>> BEGIN Stored data

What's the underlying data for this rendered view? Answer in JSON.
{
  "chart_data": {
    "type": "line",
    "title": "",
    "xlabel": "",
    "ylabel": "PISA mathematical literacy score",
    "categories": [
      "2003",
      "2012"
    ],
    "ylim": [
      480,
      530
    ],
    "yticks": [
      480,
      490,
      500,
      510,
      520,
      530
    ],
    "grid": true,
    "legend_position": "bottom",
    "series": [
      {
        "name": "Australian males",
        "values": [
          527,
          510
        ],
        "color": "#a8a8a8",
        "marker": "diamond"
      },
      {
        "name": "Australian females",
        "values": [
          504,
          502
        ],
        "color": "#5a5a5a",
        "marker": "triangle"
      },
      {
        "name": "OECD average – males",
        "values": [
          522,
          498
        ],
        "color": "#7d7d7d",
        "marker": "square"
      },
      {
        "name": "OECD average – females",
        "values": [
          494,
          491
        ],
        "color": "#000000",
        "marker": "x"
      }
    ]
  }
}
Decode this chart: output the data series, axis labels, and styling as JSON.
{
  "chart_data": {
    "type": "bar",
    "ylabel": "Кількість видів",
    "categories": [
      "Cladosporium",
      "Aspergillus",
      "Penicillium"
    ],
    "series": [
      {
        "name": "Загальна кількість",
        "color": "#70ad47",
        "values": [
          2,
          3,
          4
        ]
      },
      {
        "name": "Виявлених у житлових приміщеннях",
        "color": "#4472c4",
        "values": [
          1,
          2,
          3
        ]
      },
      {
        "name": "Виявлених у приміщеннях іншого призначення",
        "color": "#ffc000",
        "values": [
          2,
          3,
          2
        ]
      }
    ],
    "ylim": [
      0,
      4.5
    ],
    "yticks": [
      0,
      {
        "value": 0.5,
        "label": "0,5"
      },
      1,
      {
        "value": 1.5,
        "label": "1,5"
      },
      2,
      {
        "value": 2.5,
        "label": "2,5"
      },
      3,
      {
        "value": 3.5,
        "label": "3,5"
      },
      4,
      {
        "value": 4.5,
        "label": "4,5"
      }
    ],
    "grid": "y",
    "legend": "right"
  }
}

>> END Stored data

What you will do — Reproduce the material exactly, with every line intact.

Solved exercise —
What's the underlying data for this rendered view? Answer in JSON.
{
  "chart_data": {
    "type": "line",
    "title": "",
    "xlabel": "",
    "ylabel": "PISA mathematical literacy score",
    "categories": [
      "2003",
      "2012"
    ],
    "ylim": [
      480,
      530
    ],
    "yticks": [
      480,
      490,
      500,
      510,
      520,
      530
    ],
    "grid": true,
    "legend_position": "bottom",
    "series": [
      {
        "name": "Australian males",
        "values": [
          527,
          510
        ],
        "color": "#a8a8a8",
        "marker": "diamond"
      },
      {
        "name": "Australian females",
        "values": [
          504,
          502
        ],
        "color": "#5a5a5a",
        "marker": "triangle"
      },
      {
        "name": "OECD average – males",
        "values": [
          522,
          498
        ],
        "color": "#7d7d7d",
        "marker": "square"
      },
      {
        "name": "OECD average – females",
        "values": [
          494,
          491
        ],
        "color": "#000000",
        "marker": "x"
      }
    ]
  }
}
Decode this chart: output the data series, axis labels, and styling as JSON.
{
  "chart_data": {
    "type": "bar",
    "ylabel": "Кількість видів",
    "categories": [
      "Cladosporium",
      "Aspergillus",
      "Penicillium"
    ],
    "series": [
      {
        "name": "Загальна кількість",
        "color": "#70ad47",
        "values": [
          2,
          3,
          4
        ]
      },
      {
        "name": "Виявлених у житлових приміщеннях",
        "color": "#4472c4",
        "values": [
          1,
          2,
          3
        ]
      },
      {
        "name": "Виявлених у приміщеннях іншого призначення",
        "color": "#ffc000",
        "values": [
          2,
          3,
          2
        ]
      }
    ],
    "ylim": [
      0,
      4.5
    ],
    "yticks": [
      0,
      {
        "value": 0.5,
        "label": "0,5"
      },
      1,
      {
        "value": 1.5,
        "label": "1,5"
      },
      2,
      {
        "value": 2.5,
        "label": "2,5"
      },
      3,
      {
        "value": 3.5,
        "label": "3,5"
      },
      4,
      {
        "value": 4.5,
        "label": "4,5"
      }
    ],
    "grid": "y",
    "legend": "right"
  }
}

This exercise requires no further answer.